**Job**. Gather every line that includes the word "Electron", please.

Data records
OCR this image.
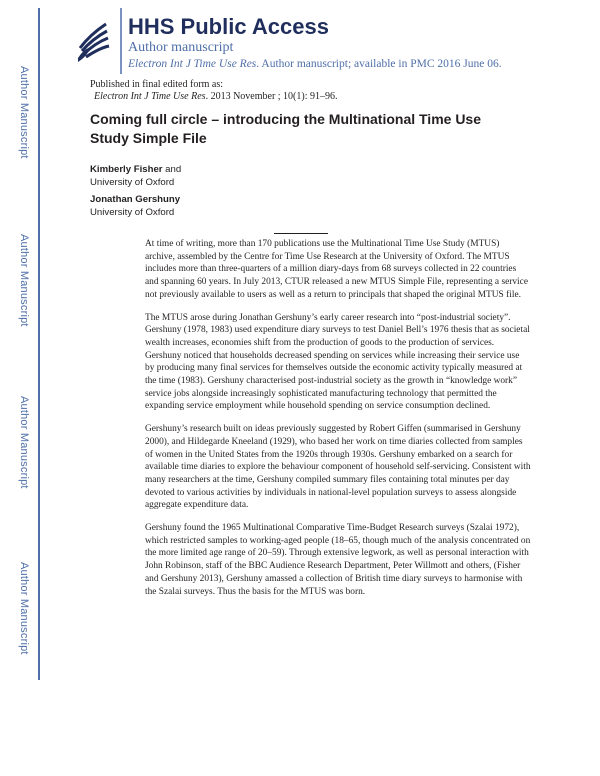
Author Manuscript
Author Manuscript
Author Manuscript
Author Manuscript
HHS Public Access
Author manuscript
Electron Int J Time Use Res. Author manuscript; available in PMC 2016 June 06.
Published in final edited form as:
Electron Int J Time Use Res. 2013 November ; 10(1): 91–96.
Coming full circle – introducing the Multinational Time Use Study Simple File
Kimberly Fisher and
University of Oxford
Jonathan Gershuny
University of Oxford

At time of writing, more than 170 publications use the Multinational Time Use Study (MTUS) archive, assembled by the Centre for Time Use Research at the University of Oxford. The MTUS includes more than three-quarters of a million diary-days from 68 surveys collected in 22 countries and spanning 60 years. In July 2013, CTUR released a new MTUS Simple File, representing a service not previously available to users as well as a return to principals that shaped the original MTUS file.

The MTUS arose during Jonathan Gershuny’s early career research into “post-industrial society”. Gershuny (1978, 1983) used expenditure diary surveys to test Daniel Bell’s 1976 thesis that as societal wealth increases, economies shift from the production of goods to the production of services. Gershuny noticed that households decreased spending on services while increasing their service use by producing many final services for themselves outside the economic activity typically measured at the time (1983). Gershuny characterised post-industrial society as the growth in “knowledge work” service jobs alongside increasingly sophisticated manufacturing technology that permitted the expanding service employment while household spending on service consumption declined.

Gershuny’s research built on ideas previously suggested by Robert Giffen (summarised in Gershuny 2000), and Hildegarde Kneeland (1929), who based her work on time diaries collected from samples of women in the United States from the 1920s through 1930s. Gershuny embarked on a search for available time diaries to explore the behaviour component of household self-servicing. Consistent with many researchers at the time, Gershuny compiled summary files containing total minutes per day devoted to various activities by individuals in national-level population surveys to assess alongside aggregate expenditure data.

Gershuny found the 1965 Multinational Comparative Time-Budget Research surveys (Szalai 1972), which restricted samples to working-aged people (18–65, though much of the analysis concentrated on the more limited age range of 20–59). Through extensive legwork, as well as personal interaction with John Robinson, staff of the BBC Audience Research Department, Peter Willmott and others, (Fisher and Gershuny 2013), Gershuny amassed a collection of British time diary surveys to harmonise with the Szalai surveys. Thus the basis for the MTUS was born.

**Solved exercise**.
Electron Int J Time Use Res. Author manuscript; available in PMC 2016 June 06.
Electron Int J Time Use Res. 2013 November ; 10(1): 91–96.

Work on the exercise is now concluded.